#### [WHAT YOU SHOULD DO]
Arrange the material from the line that contains "preview-nav-home[interactable]: Home [267,125,302,140]" through the line that contains "meta-icon [424,441,440,457]", inclusive, as a JSON list of strings with one string per line and no blank lines.

:: GIVEN DATA

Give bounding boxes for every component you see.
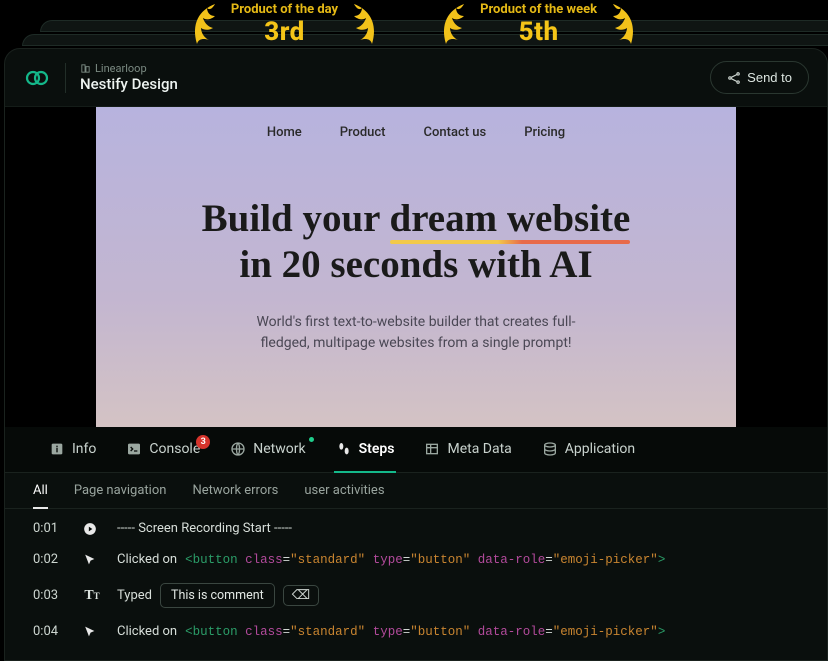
preview-nav-home[interactable]: Home [267,125,302,140]
hero-sub-line1: World's first text-to-website builder th… [202,312,631,333]
step-row[interactable]: 0:01 ----- Screen Recording Start ----- [5,513,827,544]
meta-icon [424,441,440,457]
tab-network[interactable]: Network [230,441,305,460]
hero: Build your dream website in 20 seconds w… [202,196,631,354]
send-to-button[interactable]: Send to [710,61,809,94]
header-divider [65,63,66,93]
preview-nav: Home Product Contact us Pricing [267,125,565,140]
org-icon [80,63,91,74]
app-window: Linearloop Nestify Design Send to Home P… [4,48,828,661]
window-stack-mid [22,34,828,46]
hero-title: Build your dream website in 20 seconds w… [202,196,631,288]
filter-all[interactable]: All [33,483,48,508]
step-prefix: Clicked on [117,552,177,567]
tab-steps[interactable]: Steps [336,441,395,460]
org-name: Linearloop [95,62,147,75]
tab-meta[interactable]: Meta Data [424,441,511,460]
title-block: Linearloop Nestify Design [80,62,178,93]
steps-icon [336,441,352,457]
application-icon [542,441,558,457]
step-content: Clicked on <button class="standard" type… [117,552,665,567]
tab-info[interactable]: Info [49,441,96,460]
step-row[interactable]: 0:02 Clicked on <button class="standard"… [5,544,827,575]
hero-sub: World's first text-to-website builder th… [202,312,631,354]
preview-nav-product[interactable]: Product [340,125,386,140]
send-to-label: Send to [747,70,792,85]
hero-title-underlined: dream website [390,196,631,242]
hero-sub-line2: fledged, multipage websites from a singl… [202,333,631,354]
step-row[interactable]: 0:03 TT Typed This is comment ⌫ [5,575,827,616]
app-header: Linearloop Nestify Design Send to [5,49,827,107]
step-text: ----- Screen Recording Start ----- [117,521,292,536]
backspace-icon: ⌫ [283,585,319,606]
typed-chip: This is comment [160,583,275,608]
hero-title-part2: in 20 seconds with AI [239,243,592,286]
tab-console[interactable]: Console 3 [126,441,200,460]
step-time: 0:04 [33,624,67,639]
filter-tabs: All Page navigation Network errors user … [5,473,827,509]
tab-steps-label: Steps [359,441,395,457]
step-content: Typed This is comment ⌫ [117,583,319,608]
record-icon [83,522,101,536]
filter-network-errors[interactable]: Network errors [192,483,278,508]
preview-nav-contact[interactable]: Contact us [424,125,487,140]
filter-user-activities[interactable]: user activities [304,483,384,508]
award-week-label: Product of the week [480,2,597,17]
site-preview: Home Product Contact us Pricing Build yo… [96,107,736,427]
cursor-icon [83,553,101,566]
tab-meta-label: Meta Data [447,441,511,457]
step-time: 0:02 [33,552,67,567]
type-icon: TT [83,588,101,604]
step-prefix: Clicked on [117,624,177,639]
window-stack-back [40,20,828,32]
preview-nav-pricing[interactable]: Pricing [524,125,565,140]
step-time: 0:01 [33,521,67,536]
tab-application[interactable]: Application [542,441,635,460]
console-badge: 3 [196,435,210,449]
tab-network-label: Network [253,441,305,457]
network-icon [230,441,246,457]
tab-console-label: Console [149,441,200,457]
page-title: Nestify Design [80,75,178,93]
console-icon [126,441,142,457]
preview-area: Home Product Contact us Pricing Build yo… [5,107,827,427]
network-indicator [309,437,314,442]
step-prefix: Typed [117,588,152,603]
share-icon [727,71,741,85]
hero-title-part1: Build your [202,197,390,240]
cursor-icon [83,625,101,638]
tab-info-label: Info [72,441,96,457]
app-logo-icon[interactable] [23,64,51,92]
steps-list: 0:01 ----- Screen Recording Start ----- … [5,509,827,660]
award-day-label: Product of the day [231,2,338,17]
code-snippet: <button class="standard" type="button" d… [185,553,665,567]
info-icon [49,441,65,457]
dev-tabs: Info Console 3 Network Steps Meta Data A… [5,427,827,473]
step-content: Clicked on <button class="standard" type… [117,624,665,639]
code-snippet: <button class="standard" type="button" d… [185,625,665,639]
step-row[interactable]: 0:04 Clicked on <button class="standard"… [5,616,827,647]
step-time: 0:03 [33,588,67,603]
tab-application-label: Application [565,441,635,457]
filter-page-nav[interactable]: Page navigation [74,483,167,508]
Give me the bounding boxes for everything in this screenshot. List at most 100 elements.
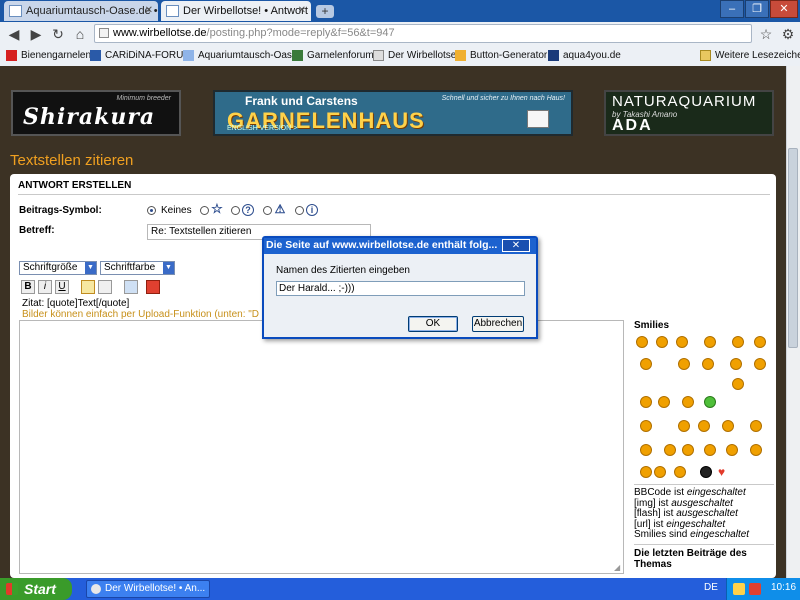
bookmark-button-generator[interactable]: Button-Generator [455,49,547,63]
smiley-icon[interactable] [664,444,676,456]
smiley-icon[interactable] [640,358,652,370]
font-color-select-value: Schriftfarbe [104,262,156,273]
smiley-icon[interactable] [682,444,694,456]
banner-footer: ENGLISH VERSION > [227,125,298,132]
radio-icon-warning[interactable] [263,206,272,215]
close-window-button[interactable]: ✕ [770,0,798,18]
other-bookmarks[interactable]: Weitere Lesezeichen [700,49,800,63]
dialog-close-button[interactable]: ✕ [502,239,530,252]
bold-button[interactable]: B [21,280,35,294]
smiley-icon[interactable] [678,358,690,370]
start-button[interactable]: Start [0,578,72,600]
bookmark-aqua4you[interactable]: aqua4you.de [548,49,621,63]
scrollbar-thumb[interactable] [788,148,798,348]
bookmark-wirbellotse[interactable]: Der Wirbellotse [373,49,456,63]
smiley-icon[interactable] [640,466,652,478]
code-icon[interactable] [98,280,112,294]
tray-app-icon[interactable] [733,583,745,595]
smiley-icon[interactable] [726,444,738,456]
tray-security-icon[interactable] [749,583,761,595]
radio-icon-star[interactable] [200,206,209,215]
bookmark-star-icon[interactable]: ☆ [756,25,776,43]
new-tab-button[interactable]: + [316,5,334,18]
italic-button[interactable]: i [38,280,52,294]
wrench-icon[interactable]: ⚙ [778,25,798,43]
reload-icon[interactable]: ↻ [48,25,68,43]
quote-icon[interactable] [81,280,95,294]
smiley-icon[interactable] [654,466,666,478]
bookmark-garnelenforum[interactable]: Garnelenforum [292,49,374,63]
youtube-icon[interactable] [146,280,160,294]
dialog-title: Die Seite auf www.wirbellotse.de enthält… [266,239,498,251]
address-bar[interactable]: www.wirbellotse.de/posting.php?mode=repl… [94,24,752,43]
smiley-icon[interactable] [640,444,652,456]
other-bookmarks-label: Weitere Lesezeichen [715,50,800,61]
smiley-icon[interactable] [682,396,694,408]
heart-icon[interactable]: ♥ [718,466,730,478]
smiley-icon[interactable] [640,420,652,432]
folder-icon [700,50,711,61]
radio-icon-info[interactable] [295,206,304,215]
mail-icon [9,5,22,17]
smiley-icon[interactable] [754,358,766,370]
banner-shirakura[interactable]: Minimum breeder Shirakura [11,90,181,136]
smiley-icon[interactable] [704,444,716,456]
radio-icon-none[interactable] [147,206,156,215]
underline-button[interactable]: U [55,280,69,294]
smiley-icon[interactable] [656,336,668,348]
smiley-icon[interactable] [730,358,742,370]
tab-close-icon[interactable]: ✕ [145,1,153,21]
smiley-icon[interactable] [704,396,716,408]
language-indicator[interactable]: DE [704,582,718,593]
taskbar-item-label: Der Wirbellotse! • An... [105,583,206,594]
bookmark-caridina-forum[interactable]: CARiDiNA-FORUM [90,49,192,63]
smiley-icon[interactable] [698,420,710,432]
smiley-icon[interactable] [732,336,744,348]
page-title: Textstellen zitieren [10,152,134,169]
smiley-icon[interactable] [678,420,690,432]
smiley-icon[interactable] [732,378,744,390]
forward-arrow-icon[interactable]: ▶ [26,25,46,43]
smiley-icon[interactable] [750,420,762,432]
home-icon[interactable]: ⌂ [70,25,90,43]
dialog-titlebar[interactable]: Die Seite auf www.wirbellotse.de enthält… [264,238,536,254]
minimize-button[interactable]: – [720,0,744,18]
cancel-button[interactable]: Abbrechen [472,316,524,332]
tab-close-icon[interactable]: ✕ [298,1,306,21]
tab-wirbellotse[interactable]: Der Wirbellotse! • Antwort ... ✕ [161,1,311,21]
tab-label: Der Wirbellotse! • Antwort ... [183,5,311,17]
radio-icon-question[interactable] [231,206,240,215]
smiley-icon[interactable] [722,420,734,432]
smilies-title: Smilies [634,320,670,331]
quote-hint: Zitat: [quote]Text[/quote] [22,298,130,309]
quoted-name-input[interactable]: Der Harald... ;-))) [276,281,525,296]
image-icon[interactable] [124,280,138,294]
back-arrow-icon[interactable]: ◀ [4,25,24,43]
house-icon [527,110,549,128]
bomb-icon[interactable] [700,466,712,478]
bookmark-bienengarnelen[interactable]: Bienengarnelen [6,49,91,63]
resize-handle-icon[interactable]: ◢ [614,564,622,572]
font-color-select[interactable]: Schriftfarbe ▼ [100,261,175,275]
section-header: ANTWORT ERSTELLEN [18,180,132,191]
url-path: /posting.php?mode=reply&f=56&t=947 [206,27,395,39]
message-textarea[interactable]: ◢ [19,320,624,574]
smiley-icon[interactable] [676,336,688,348]
smiley-icon[interactable] [704,336,716,348]
ok-button[interactable]: OK [408,316,458,332]
font-size-select[interactable]: Schriftgröße ▼ [19,261,97,275]
banner-ada[interactable]: NATURAQUARIUM by Takashi Amano ADA [604,90,774,136]
radio-icon-none-label: Keines [161,205,192,216]
maximize-button[interactable]: ❐ [745,0,769,18]
smiley-icon[interactable] [754,336,766,348]
bookmark-aquariumtausch-oase[interactable]: Aquariumtausch-Oase [183,49,298,63]
smiley-icon[interactable] [640,396,652,408]
smiley-icon[interactable] [702,358,714,370]
banner-garnelenhaus[interactable]: Frank und Carstens Schnell und sicher zu… [213,90,573,136]
smiley-icon[interactable] [636,336,648,348]
tab-aquariumtausch[interactable]: Aquariumtausch-Oase.de •... ✕ [4,1,158,21]
smiley-icon[interactable] [750,444,762,456]
smiley-icon[interactable] [658,396,670,408]
smiley-icon[interactable] [674,466,686,478]
taskbar-item-browser[interactable]: Der Wirbellotse! • An... [86,580,210,598]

::::

#### [EXERCISE SOLUTION]
[
  "preview-nav-home[interactable]: Home [267,125,302,140]",
  "hero-sub-line1: World's first text-to-website builder th… [202,312,631,333]",
  "step-row[interactable]: 0:01 ----- Screen Recording Start ----- [5,513,827,544]",
  "meta-icon [424,441,440,457]"
]